** begin ENTRIES SHOWN **

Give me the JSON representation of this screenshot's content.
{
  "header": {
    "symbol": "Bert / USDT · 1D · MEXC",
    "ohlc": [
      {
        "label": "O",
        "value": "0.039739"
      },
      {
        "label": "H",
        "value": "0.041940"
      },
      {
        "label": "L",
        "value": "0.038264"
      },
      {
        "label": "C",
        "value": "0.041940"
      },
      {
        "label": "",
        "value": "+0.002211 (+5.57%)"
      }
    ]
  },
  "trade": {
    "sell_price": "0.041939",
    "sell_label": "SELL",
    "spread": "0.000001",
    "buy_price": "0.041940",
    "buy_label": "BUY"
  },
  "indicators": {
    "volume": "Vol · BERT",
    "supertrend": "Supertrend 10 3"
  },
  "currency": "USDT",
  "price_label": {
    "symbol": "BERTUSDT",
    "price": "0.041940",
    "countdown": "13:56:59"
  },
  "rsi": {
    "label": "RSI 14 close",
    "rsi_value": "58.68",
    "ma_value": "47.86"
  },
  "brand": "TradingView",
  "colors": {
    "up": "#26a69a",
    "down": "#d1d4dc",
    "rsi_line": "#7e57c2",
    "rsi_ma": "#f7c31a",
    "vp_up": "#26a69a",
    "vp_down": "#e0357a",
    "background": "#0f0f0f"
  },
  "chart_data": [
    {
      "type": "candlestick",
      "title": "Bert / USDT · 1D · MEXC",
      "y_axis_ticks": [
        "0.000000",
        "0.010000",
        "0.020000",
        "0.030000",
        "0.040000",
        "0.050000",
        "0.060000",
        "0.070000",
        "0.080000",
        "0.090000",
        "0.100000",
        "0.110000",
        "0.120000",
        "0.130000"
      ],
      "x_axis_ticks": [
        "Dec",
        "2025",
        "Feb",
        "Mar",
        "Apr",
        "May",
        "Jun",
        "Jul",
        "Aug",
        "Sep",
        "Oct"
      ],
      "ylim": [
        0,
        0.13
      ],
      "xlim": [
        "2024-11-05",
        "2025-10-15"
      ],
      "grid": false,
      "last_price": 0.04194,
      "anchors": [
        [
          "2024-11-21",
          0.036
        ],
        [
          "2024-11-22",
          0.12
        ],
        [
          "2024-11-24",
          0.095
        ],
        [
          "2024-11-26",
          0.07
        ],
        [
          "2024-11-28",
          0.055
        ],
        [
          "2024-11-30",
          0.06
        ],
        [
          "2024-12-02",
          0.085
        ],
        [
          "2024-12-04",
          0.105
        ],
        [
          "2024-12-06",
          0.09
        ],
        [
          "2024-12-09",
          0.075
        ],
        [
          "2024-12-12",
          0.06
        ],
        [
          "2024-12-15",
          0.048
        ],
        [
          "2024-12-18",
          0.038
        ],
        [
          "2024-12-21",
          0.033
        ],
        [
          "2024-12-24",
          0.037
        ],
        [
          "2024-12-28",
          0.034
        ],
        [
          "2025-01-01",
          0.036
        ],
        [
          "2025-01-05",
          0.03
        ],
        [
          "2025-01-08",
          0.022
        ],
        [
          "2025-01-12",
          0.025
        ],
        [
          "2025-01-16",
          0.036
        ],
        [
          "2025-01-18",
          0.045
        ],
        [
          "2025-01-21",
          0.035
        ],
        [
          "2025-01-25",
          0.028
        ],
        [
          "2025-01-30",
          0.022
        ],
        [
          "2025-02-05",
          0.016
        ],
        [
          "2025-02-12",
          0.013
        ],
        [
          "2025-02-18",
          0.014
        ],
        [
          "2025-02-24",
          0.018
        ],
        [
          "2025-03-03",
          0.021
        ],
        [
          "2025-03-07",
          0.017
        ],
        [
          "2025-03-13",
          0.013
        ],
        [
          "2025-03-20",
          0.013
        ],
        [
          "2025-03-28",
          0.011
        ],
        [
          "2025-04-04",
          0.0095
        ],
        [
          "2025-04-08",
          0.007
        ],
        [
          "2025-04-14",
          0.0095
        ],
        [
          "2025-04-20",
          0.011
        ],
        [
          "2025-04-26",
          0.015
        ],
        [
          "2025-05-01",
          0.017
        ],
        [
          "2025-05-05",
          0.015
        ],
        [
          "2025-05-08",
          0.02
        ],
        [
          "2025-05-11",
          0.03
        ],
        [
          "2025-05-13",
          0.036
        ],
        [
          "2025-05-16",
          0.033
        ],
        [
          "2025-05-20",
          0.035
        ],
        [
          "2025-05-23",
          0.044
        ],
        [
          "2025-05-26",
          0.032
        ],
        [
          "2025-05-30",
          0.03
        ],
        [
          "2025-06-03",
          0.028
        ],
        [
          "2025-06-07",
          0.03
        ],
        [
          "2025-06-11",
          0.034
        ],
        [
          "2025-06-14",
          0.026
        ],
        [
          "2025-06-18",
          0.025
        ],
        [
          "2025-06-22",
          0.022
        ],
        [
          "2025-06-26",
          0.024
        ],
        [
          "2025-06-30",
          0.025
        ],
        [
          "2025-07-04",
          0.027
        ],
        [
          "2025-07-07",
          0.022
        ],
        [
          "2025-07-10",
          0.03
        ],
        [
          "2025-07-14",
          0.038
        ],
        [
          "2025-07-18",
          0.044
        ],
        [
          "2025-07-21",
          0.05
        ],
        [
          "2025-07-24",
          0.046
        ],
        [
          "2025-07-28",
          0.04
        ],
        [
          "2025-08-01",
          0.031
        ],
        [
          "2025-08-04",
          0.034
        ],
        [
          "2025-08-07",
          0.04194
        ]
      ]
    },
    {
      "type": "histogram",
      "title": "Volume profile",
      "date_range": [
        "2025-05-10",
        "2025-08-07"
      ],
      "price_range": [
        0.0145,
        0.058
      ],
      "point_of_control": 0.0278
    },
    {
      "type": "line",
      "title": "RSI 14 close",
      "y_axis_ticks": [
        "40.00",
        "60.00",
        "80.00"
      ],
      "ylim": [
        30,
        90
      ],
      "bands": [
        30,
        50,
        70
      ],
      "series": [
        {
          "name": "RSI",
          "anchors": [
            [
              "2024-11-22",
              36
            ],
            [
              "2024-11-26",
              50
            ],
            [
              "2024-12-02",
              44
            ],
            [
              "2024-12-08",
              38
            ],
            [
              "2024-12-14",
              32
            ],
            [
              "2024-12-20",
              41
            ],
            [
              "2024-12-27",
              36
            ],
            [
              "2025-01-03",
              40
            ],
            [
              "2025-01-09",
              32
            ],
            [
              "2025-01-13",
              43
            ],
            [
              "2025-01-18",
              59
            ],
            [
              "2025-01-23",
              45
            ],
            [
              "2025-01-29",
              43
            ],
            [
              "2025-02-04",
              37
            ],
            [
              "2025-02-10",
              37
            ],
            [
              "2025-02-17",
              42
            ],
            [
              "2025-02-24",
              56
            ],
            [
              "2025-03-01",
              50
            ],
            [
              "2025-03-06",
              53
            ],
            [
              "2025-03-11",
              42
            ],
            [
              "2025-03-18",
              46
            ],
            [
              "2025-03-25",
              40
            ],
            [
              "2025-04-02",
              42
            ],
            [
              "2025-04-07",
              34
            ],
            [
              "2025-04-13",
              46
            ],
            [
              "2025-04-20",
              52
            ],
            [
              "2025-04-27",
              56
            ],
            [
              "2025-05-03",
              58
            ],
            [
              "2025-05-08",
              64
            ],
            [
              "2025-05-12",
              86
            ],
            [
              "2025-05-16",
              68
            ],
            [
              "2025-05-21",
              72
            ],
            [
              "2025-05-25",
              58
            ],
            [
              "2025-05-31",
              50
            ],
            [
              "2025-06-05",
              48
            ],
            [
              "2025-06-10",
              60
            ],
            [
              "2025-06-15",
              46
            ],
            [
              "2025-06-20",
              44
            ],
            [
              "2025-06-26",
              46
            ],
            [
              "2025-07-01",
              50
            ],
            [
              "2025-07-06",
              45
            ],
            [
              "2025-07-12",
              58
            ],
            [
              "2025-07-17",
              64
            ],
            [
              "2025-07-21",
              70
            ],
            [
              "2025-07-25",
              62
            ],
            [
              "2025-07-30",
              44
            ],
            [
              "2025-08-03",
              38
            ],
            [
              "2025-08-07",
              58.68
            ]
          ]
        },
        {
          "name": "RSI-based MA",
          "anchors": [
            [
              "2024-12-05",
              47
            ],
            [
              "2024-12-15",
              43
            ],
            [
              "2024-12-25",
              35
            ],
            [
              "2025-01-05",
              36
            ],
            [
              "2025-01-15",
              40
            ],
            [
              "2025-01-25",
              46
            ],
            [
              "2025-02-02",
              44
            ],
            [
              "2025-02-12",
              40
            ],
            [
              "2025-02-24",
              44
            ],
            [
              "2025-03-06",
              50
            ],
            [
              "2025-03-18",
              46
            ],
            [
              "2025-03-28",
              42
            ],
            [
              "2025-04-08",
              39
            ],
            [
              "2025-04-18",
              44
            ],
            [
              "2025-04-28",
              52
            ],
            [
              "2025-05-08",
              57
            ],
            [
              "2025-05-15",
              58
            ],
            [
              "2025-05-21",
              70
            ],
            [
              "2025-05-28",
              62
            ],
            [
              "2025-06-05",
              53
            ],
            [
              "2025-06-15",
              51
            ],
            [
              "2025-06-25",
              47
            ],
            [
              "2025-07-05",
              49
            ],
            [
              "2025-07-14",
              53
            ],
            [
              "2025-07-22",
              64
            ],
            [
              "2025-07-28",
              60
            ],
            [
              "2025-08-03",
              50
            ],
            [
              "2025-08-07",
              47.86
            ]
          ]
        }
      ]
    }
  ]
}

** end ENTRIES SHOWN **

> **EXERCISE REQUIREMENTS**: From the data above, copy out every line with the string "title" in it.

> **ANSWER FOR THIS EXERCISE**:
      "title": "Bert / USDT · 1D · MEXC",
      "title": "Volume profile",
      "title": "RSI 14 close",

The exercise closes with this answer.